> _WHAT IS EXPECTED_
State how many lines of the entries hold the string "name". Reply with the number alone.

________________

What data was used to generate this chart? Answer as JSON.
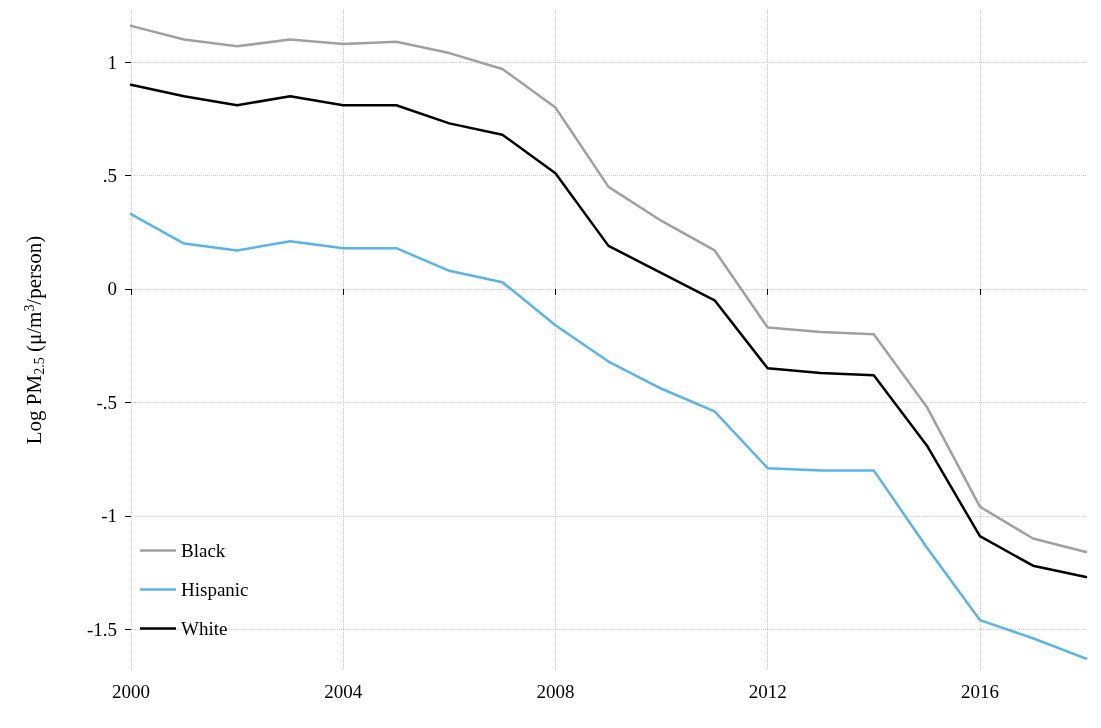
{
  "chart_data": {
    "type": "line",
    "ylabel": "Log PM$_{2.5}$ (μ/m$^{3}$/person)",
    "x": [
      2000,
      2001,
      2002,
      2003,
      2004,
      2005,
      2006,
      2007,
      2008,
      2009,
      2010,
      2011,
      2012,
      2013,
      2014,
      2015,
      2016,
      2017,
      2018
    ],
    "series": [
      {
        "name": "Black",
        "color": "#a0a0a0",
        "values": [
          1.16,
          1.1,
          1.07,
          1.1,
          1.08,
          1.09,
          1.04,
          0.97,
          0.8,
          0.45,
          0.3,
          0.17,
          -0.17,
          -0.19,
          -0.2,
          -0.52,
          -0.96,
          -1.1,
          -1.16
        ]
      },
      {
        "name": "Hispanic",
        "color": "#5ab4e5",
        "values": [
          0.33,
          0.2,
          0.17,
          0.21,
          0.18,
          0.18,
          0.08,
          0.03,
          -0.16,
          -0.32,
          -0.44,
          -0.54,
          -0.79,
          -0.8,
          -0.8,
          -1.14,
          -1.46,
          -1.54,
          -1.63
        ]
      },
      {
        "name": "White",
        "color": "#000000",
        "values": [
          0.9,
          0.85,
          0.81,
          0.85,
          0.81,
          0.81,
          0.73,
          0.68,
          0.51,
          0.19,
          0.07,
          -0.05,
          -0.35,
          -0.37,
          -0.38,
          -0.69,
          -1.09,
          -1.22,
          -1.27
        ]
      }
    ],
    "xlim": [
      2000,
      2018
    ],
    "xticks": [
      2000,
      2004,
      2008,
      2012,
      2016
    ],
    "ylim": [
      -1.68,
      1.23
    ],
    "yticks": [
      {
        "value": -1.5,
        "label": "-1.5"
      },
      {
        "value": -1,
        "label": "-1"
      },
      {
        "value": -0.5,
        "label": "-.5"
      },
      {
        "value": 0,
        "label": "0"
      },
      {
        "value": 0.5,
        "label": ".5"
      },
      {
        "value": 1,
        "label": "1"
      }
    ],
    "grid": true,
    "legend": "bottom left",
    "marker": "none",
    "line_style": "solid"
  }
}
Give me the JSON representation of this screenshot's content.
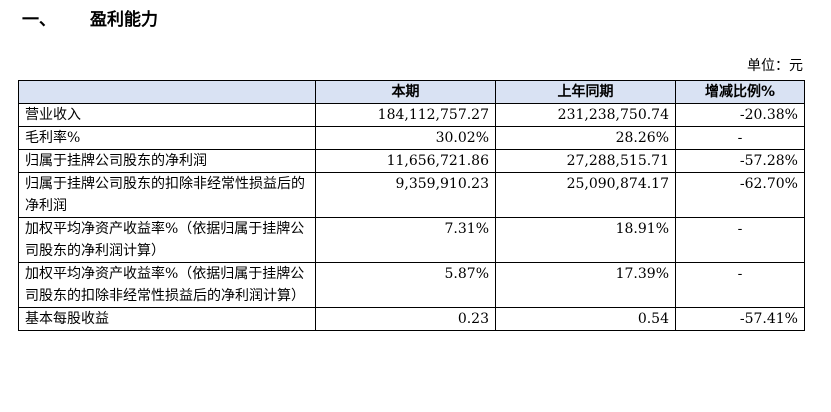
{
  "section": {
    "number": "一、",
    "title": "盈利能力"
  },
  "unit_label": "单位：元",
  "table": {
    "headers": [
      "",
      "本期",
      "上年同期",
      "增减比例%"
    ],
    "rows": [
      {
        "item": "营业收入",
        "current": "184,112,757.27",
        "prior": "231,238,750.74",
        "change": "-20.38%"
      },
      {
        "item": "毛利率%",
        "current": "30.02%",
        "prior": "28.26%",
        "change": "-"
      },
      {
        "item": "归属于挂牌公司股东的净利润",
        "current": "11,656,721.86",
        "prior": "27,288,515.71",
        "change": "-57.28%"
      },
      {
        "item": "归属于挂牌公司股东的扣除非经常性损益后的净利润",
        "current": "9,359,910.23",
        "prior": "25,090,874.17",
        "change": "-62.70%"
      },
      {
        "item": "加权平均净资产收益率%（依据归属于挂牌公司股东的净利润计算）",
        "current": "7.31%",
        "prior": "18.91%",
        "change": "-"
      },
      {
        "item": "加权平均净资产收益率%（依据归属于挂牌公司股东的扣除非经常性损益后的净利润计算）",
        "current": "5.87%",
        "prior": "17.39%",
        "change": "-"
      },
      {
        "item": "基本每股收益",
        "current": "0.23",
        "prior": "0.54",
        "change": "-57.41%"
      }
    ]
  }
}
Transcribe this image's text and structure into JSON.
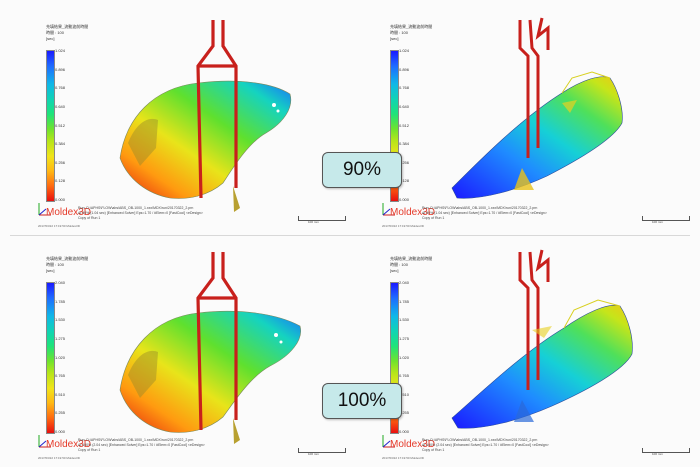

________________

> _SOLUTION TO THE EXERCISE_
3